Extracted information ->
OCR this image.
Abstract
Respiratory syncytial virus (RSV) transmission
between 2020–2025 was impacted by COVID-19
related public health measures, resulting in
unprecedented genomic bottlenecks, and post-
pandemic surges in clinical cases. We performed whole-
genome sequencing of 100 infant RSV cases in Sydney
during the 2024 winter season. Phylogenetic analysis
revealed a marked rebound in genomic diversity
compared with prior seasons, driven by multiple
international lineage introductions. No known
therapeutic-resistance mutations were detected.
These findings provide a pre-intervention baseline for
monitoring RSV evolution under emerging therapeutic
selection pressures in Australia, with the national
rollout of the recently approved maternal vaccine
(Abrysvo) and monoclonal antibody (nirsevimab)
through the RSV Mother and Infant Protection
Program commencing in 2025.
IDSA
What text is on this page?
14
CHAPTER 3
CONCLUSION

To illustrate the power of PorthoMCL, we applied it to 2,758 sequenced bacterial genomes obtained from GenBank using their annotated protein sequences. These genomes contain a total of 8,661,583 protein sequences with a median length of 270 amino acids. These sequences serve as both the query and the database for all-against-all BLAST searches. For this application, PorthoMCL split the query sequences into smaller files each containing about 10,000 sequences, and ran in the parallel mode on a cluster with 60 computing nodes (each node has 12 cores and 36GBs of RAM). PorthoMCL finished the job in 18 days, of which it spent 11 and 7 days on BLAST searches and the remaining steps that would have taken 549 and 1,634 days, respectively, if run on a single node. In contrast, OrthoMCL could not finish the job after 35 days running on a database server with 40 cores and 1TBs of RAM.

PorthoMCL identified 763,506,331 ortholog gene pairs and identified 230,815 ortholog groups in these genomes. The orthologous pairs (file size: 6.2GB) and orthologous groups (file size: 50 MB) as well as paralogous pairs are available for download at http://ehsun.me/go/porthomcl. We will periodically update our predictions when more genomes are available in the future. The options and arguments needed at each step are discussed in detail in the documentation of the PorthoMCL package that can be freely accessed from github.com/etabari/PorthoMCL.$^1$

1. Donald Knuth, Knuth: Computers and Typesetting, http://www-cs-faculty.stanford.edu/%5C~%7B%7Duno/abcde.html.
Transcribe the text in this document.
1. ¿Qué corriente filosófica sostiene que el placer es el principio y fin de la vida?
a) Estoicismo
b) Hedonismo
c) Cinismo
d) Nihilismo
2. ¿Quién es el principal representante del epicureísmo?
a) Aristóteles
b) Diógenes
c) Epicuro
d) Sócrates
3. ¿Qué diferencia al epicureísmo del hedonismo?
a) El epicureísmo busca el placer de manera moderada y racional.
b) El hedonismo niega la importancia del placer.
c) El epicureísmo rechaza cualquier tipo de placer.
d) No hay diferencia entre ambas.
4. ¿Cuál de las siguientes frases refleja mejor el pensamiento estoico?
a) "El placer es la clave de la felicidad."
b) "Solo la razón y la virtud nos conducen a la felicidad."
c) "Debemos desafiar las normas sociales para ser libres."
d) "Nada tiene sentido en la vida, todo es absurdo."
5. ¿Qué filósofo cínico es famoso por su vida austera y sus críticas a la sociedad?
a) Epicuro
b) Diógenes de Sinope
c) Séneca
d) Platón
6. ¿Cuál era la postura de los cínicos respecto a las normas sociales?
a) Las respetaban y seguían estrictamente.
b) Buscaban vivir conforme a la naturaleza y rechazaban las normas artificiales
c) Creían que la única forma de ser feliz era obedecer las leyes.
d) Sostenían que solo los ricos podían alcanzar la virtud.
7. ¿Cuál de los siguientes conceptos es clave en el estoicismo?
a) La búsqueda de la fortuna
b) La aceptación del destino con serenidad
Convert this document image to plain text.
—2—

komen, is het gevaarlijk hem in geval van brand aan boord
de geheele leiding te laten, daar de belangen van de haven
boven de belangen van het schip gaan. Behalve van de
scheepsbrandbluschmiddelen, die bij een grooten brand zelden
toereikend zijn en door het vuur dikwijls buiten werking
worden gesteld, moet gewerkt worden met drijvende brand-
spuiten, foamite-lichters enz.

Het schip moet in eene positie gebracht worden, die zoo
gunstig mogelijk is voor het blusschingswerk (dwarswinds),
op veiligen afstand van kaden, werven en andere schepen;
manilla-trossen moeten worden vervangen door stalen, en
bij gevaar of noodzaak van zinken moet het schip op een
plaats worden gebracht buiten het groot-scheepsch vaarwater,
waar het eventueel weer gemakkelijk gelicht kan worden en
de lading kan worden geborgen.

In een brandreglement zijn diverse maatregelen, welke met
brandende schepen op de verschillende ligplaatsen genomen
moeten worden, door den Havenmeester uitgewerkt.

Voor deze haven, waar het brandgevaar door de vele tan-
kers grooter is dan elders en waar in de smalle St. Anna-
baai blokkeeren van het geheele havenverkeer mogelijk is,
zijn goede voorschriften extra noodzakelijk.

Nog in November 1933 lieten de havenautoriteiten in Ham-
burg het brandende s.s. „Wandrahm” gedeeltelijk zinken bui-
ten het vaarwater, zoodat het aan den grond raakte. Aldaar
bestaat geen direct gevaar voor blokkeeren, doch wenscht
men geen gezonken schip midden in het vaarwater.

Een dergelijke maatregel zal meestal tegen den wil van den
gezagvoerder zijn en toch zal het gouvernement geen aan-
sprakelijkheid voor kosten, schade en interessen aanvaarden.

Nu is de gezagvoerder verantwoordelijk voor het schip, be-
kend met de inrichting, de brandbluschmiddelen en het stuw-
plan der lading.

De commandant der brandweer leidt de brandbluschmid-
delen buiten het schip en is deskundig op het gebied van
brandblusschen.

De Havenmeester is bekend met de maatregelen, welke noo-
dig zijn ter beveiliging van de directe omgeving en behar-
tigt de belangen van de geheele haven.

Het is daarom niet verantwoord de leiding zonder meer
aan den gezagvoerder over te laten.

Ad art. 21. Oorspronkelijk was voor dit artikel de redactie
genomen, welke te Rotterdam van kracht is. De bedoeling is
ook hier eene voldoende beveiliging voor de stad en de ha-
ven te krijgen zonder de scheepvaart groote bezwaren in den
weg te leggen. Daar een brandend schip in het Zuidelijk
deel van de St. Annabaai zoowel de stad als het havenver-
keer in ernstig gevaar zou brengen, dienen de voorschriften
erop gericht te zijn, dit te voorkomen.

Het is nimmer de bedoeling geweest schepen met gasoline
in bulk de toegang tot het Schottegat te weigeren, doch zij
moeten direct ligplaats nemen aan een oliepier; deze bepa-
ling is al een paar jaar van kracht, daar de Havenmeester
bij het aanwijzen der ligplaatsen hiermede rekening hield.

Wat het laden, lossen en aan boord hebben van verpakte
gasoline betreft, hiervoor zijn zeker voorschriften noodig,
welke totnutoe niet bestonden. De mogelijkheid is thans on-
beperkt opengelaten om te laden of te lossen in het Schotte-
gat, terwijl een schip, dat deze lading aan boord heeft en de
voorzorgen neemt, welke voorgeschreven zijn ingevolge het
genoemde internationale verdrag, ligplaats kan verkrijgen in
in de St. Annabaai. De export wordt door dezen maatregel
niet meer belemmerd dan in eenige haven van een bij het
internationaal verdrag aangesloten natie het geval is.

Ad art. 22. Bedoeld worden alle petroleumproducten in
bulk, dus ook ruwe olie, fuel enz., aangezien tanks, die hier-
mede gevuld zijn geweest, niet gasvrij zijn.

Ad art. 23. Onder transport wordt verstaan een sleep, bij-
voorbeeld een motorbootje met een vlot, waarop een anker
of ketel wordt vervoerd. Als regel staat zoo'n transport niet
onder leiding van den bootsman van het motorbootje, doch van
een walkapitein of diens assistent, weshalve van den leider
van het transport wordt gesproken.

Exercise brief ->
Nothing is to be left out; every record above must be repeated exactly.

Task answer ->
OCR this image.
Abstract
Respiratory syncytial virus (RSV) transmission
between 2020–2025 was impacted by COVID-19
related public health measures, resulting in
unprecedented genomic bottlenecks, and post-
pandemic surges in clinical cases. We performed whole-
genome sequencing of 100 infant RSV cases in Sydney
during the 2024 winter season. Phylogenetic analysis
revealed a marked rebound in genomic diversity
compared with prior seasons, driven by multiple
international lineage introductions. No known
therapeutic-resistance mutations were detected.
These findings provide a pre-intervention baseline for
monitoring RSV evolution under emerging therapeutic
selection pressures in Australia, with the national
rollout of the recently approved maternal vaccine
(Abrysvo) and monoclonal antibody (nirsevimab)
through the RSV Mother and Infant Protection
Program commencing in 2025.
IDSA
What text is on this page?
14
CHAPTER 3
CONCLUSION

To illustrate the power of PorthoMCL, we applied it to 2,758 sequenced bacterial genomes obtained from GenBank using their annotated protein sequences. These genomes contain a total of 8,661,583 protein sequences with a median length of 270 amino acids. These sequences serve as both the query and the database for all-against-all BLAST searches. For this application, PorthoMCL split the query sequences into smaller files each containing about 10,000 sequences, and ran in the parallel mode on a cluster with 60 computing nodes (each node has 12 cores and 36GBs of RAM). PorthoMCL finished the job in 18 days, of which it spent 11 and 7 days on BLAST searches and the remaining steps that would have taken 549 and 1,634 days, respectively, if run on a single node. In contrast, OrthoMCL could not finish the job after 35 days running on a database server with 40 cores and 1TBs of RAM.

PorthoMCL identified 763,506,331 ortholog gene pairs and identified 230,815 ortholog groups in these genomes. The orthologous pairs (file size: 6.2GB) and orthologous groups (file size: 50 MB) as well as paralogous pairs are available for download at http://ehsun.me/go/porthomcl. We will periodically update our predictions when more genomes are available in the future. The options and arguments needed at each step are discussed in detail in the documentation of the PorthoMCL package that can be freely accessed from github.com/etabari/PorthoMCL.$^1$

1. Donald Knuth, Knuth: Computers and Typesetting, http://www-cs-faculty.stanford.edu/%5C~%7B%7Duno/abcde.html.
Transcribe the text in this document.
1. ¿Qué corriente filosófica sostiene que el placer es el principio y fin de la vida?
a) Estoicismo
b) Hedonismo
c) Cinismo
d) Nihilismo
2. ¿Quién es el principal representante del epicureísmo?
a) Aristóteles
b) Diógenes
c) Epicuro
d) Sócrates
3. ¿Qué diferencia al epicureísmo del hedonismo?
a) El epicureísmo busca el placer de manera moderada y racional.
b) El hedonismo niega la importancia del placer.
c) El epicureísmo rechaza cualquier tipo de placer.
d) No hay diferencia entre ambas.
4. ¿Cuál de las siguientes frases refleja mejor el pensamiento estoico?
a) "El placer es la clave de la felicidad."
b) "Solo la razón y la virtud nos conducen a la felicidad."
c) "Debemos desafiar las normas sociales para ser libres."
d) "Nada tiene sentido en la vida, todo es absurdo."
5. ¿Qué filósofo cínico es famoso por su vida austera y sus críticas a la sociedad?
a) Epicuro
b) Diógenes de Sinope
c) Séneca
d) Platón
6. ¿Cuál era la postura de los cínicos respecto a las normas sociales?
a) Las respetaban y seguían estrictamente.
b) Buscaban vivir conforme a la naturaleza y rechazaban las normas artificiales
c) Creían que la única forma de ser feliz era obedecer las leyes.
d) Sostenían que solo los ricos podían alcanzar la virtud.
7. ¿Cuál de los siguientes conceptos es clave en el estoicismo?
a) La búsqueda de la fortuna
b) La aceptación del destino con serenidad
Convert this document image to plain text.
—2—

komen, is het gevaarlijk hem in geval van brand aan boord
de geheele leiding te laten, daar de belangen van de haven
boven de belangen van het schip gaan. Behalve van de
scheepsbrandbluschmiddelen, die bij een grooten brand zelden
toereikend zijn en door het vuur dikwijls buiten werking
worden gesteld, moet gewerkt worden met drijvende brand-
spuiten, foamite-lichters enz.

Het schip moet in eene positie gebracht worden, die zoo
gunstig mogelijk is voor het blusschingswerk (dwarswinds),
op veiligen afstand van kaden, werven en andere schepen;
manilla-trossen moeten worden vervangen door stalen, en
bij gevaar of noodzaak van zinken moet het schip op een
plaats worden gebracht buiten het groot-scheepsch vaarwater,
waar het eventueel weer gemakkelijk gelicht kan worden en
de lading kan worden geborgen.

In een brandreglement zijn diverse maatregelen, welke met
brandende schepen op de verschillende ligplaatsen genomen
moeten worden, door den Havenmeester uitgewerkt.

Voor deze haven, waar het brandgevaar door de vele tan-
kers grooter is dan elders en waar in de smalle St. Anna-
baai blokkeeren van het geheele havenverkeer mogelijk is,
zijn goede voorschriften extra noodzakelijk.

Nog in November 1933 lieten de havenautoriteiten in Ham-
burg het brandende s.s. „Wandrahm” gedeeltelijk zinken bui-
ten het vaarwater, zoodat het aan den grond raakte. Aldaar
bestaat geen direct gevaar voor blokkeeren, doch wenscht
men geen gezonken schip midden in het vaarwater.

Een dergelijke maatregel zal meestal tegen den wil van den
gezagvoerder zijn en toch zal het gouvernement geen aan-
sprakelijkheid voor kosten, schade en interessen aanvaarden.

Nu is de gezagvoerder verantwoordelijk voor het schip, be-
kend met de inrichting, de brandbluschmiddelen en het stuw-
plan der lading.

De commandant der brandweer leidt de brandbluschmid-
delen buiten het schip en is deskundig op het gebied van
brandblusschen.

De Havenmeester is bekend met de maatregelen, welke noo-
dig zijn ter beveiliging van de directe omgeving en behar-
tigt de belangen van de geheele haven.

Het is daarom niet verantwoord de leiding zonder meer
aan den gezagvoerder over te laten.

Ad art. 21. Oorspronkelijk was voor dit artikel de redactie
genomen, welke te Rotterdam van kracht is. De bedoeling is
ook hier eene voldoende beveiliging voor de stad en de ha-
ven te krijgen zonder de scheepvaart groote bezwaren in den
weg te leggen. Daar een brandend schip in het Zuidelijk
deel van de St. Annabaai zoowel de stad als het havenver-
keer in ernstig gevaar zou brengen, dienen de voorschriften
erop gericht te zijn, dit te voorkomen.

Het is nimmer de bedoeling geweest schepen met gasoline
in bulk de toegang tot het Schottegat te weigeren, doch zij
moeten direct ligplaats nemen aan een oliepier; deze bepa-
ling is al een paar jaar van kracht, daar de Havenmeester
bij het aanwijzen der ligplaatsen hiermede rekening hield.

Wat het laden, lossen en aan boord hebben van verpakte
gasoline betreft, hiervoor zijn zeker voorschriften noodig,
welke totnutoe niet bestonden. De mogelijkheid is thans on-
beperkt opengelaten om te laden of te lossen in het Schotte-
gat, terwijl een schip, dat deze lading aan boord heeft en de
voorzorgen neemt, welke voorgeschreven zijn ingevolge het
genoemde internationale verdrag, ligplaats kan verkrijgen in
in de St. Annabaai. De export wordt door dezen maatregel
niet meer belemmerd dan in eenige haven van een bij het
internationaal verdrag aangesloten natie het geval is.

Ad art. 22. Bedoeld worden alle petroleumproducten in
bulk, dus ook ruwe olie, fuel enz., aangezien tanks, die hier-
mede gevuld zijn geweest, niet gasvrij zijn.

Ad art. 23. Onder transport wordt verstaan een sleep, bij-
voorbeeld een motorbootje met een vlot, waarop een anker
of ketel wordt vervoerd. Als regel staat zoo'n transport niet
onder leiding van den bootsman van het motorbootje, doch van
een walkapitein of diens assistent, weshalve van den leider
van het transport wordt gesproken.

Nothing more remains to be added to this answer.